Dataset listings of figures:
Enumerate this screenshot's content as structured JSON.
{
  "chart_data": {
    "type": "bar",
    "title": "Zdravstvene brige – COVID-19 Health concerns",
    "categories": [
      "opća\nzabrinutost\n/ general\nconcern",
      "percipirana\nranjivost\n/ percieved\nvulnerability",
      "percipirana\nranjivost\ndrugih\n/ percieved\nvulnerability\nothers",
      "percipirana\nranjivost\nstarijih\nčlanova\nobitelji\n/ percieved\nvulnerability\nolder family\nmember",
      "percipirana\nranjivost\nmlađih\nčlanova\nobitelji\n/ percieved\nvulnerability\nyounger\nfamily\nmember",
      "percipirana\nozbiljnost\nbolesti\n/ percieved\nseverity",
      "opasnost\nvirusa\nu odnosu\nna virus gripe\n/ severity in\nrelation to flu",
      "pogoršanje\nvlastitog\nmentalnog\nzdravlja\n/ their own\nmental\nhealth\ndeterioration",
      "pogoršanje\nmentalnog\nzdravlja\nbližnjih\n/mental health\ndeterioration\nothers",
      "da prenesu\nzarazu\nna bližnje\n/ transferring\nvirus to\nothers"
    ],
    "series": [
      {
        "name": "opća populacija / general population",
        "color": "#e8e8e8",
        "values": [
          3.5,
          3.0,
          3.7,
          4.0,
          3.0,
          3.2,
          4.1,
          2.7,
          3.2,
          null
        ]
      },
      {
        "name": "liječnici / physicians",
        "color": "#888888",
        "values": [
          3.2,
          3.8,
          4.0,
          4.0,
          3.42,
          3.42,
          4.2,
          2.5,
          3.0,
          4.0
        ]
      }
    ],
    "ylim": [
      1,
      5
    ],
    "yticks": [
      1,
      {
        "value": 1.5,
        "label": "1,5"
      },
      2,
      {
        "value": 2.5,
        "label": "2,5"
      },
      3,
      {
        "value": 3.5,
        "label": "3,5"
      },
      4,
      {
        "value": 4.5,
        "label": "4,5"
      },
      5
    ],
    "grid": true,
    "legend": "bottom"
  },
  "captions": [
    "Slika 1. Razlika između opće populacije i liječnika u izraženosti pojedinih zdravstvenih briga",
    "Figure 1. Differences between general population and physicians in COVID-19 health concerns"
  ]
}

PROBLEM STATEMENT:
Please return every entry exactly as it appears.

THE COMPLETED TASK:
Enumerate this screenshot's content as structured JSON.
{
  "chart_data": {
    "type": "bar",
    "title": "Zdravstvene brige – COVID-19 Health concerns",
    "categories": [
      "opća\nzabrinutost\n/ general\nconcern",
      "percipirana\nranjivost\n/ percieved\nvulnerability",
      "percipirana\nranjivost\ndrugih\n/ percieved\nvulnerability\nothers",
      "percipirana\nranjivost\nstarijih\nčlanova\nobitelji\n/ percieved\nvulnerability\nolder family\nmember",
      "percipirana\nranjivost\nmlađih\nčlanova\nobitelji\n/ percieved\nvulnerability\nyounger\nfamily\nmember",
      "percipirana\nozbiljnost\nbolesti\n/ percieved\nseverity",
      "opasnost\nvirusa\nu odnosu\nna virus gripe\n/ severity in\nrelation to flu",
      "pogoršanje\nvlastitog\nmentalnog\nzdravlja\n/ their own\nmental\nhealth\ndeterioration",
      "pogoršanje\nmentalnog\nzdravlja\nbližnjih\n/mental health\ndeterioration\nothers",
      "da prenesu\nzarazu\nna bližnje\n/ transferring\nvirus to\nothers"
    ],
    "series": [
      {
        "name": "opća populacija / general population",
        "color": "#e8e8e8",
        "values": [
          3.5,
          3.0,
          3.7,
          4.0,
          3.0,
          3.2,
          4.1,
          2.7,
          3.2,
          null
        ]
      },
      {
        "name": "liječnici / physicians",
        "color": "#888888",
        "values": [
          3.2,
          3.8,
          4.0,
          4.0,
          3.42,
          3.42,
          4.2,
          2.5,
          3.0,
          4.0
        ]
      }
    ],
    "ylim": [
      1,
      5
    ],
    "yticks": [
      1,
      {
        "value": 1.5,
        "label": "1,5"
      },
      2,
      {
        "value": 2.5,
        "label": "2,5"
      },
      3,
      {
        "value": 3.5,
        "label": "3,5"
      },
      4,
      {
        "value": 4.5,
        "label": "4,5"
      },
      5
    ],
    "grid": true,
    "legend": "bottom"
  },
  "captions": [
    "Slika 1. Razlika između opće populacije i liječnika u izraženosti pojedinih zdravstvenih briga",
    "Figure 1. Differences between general population and physicians in COVID-19 health concerns"
  ]
}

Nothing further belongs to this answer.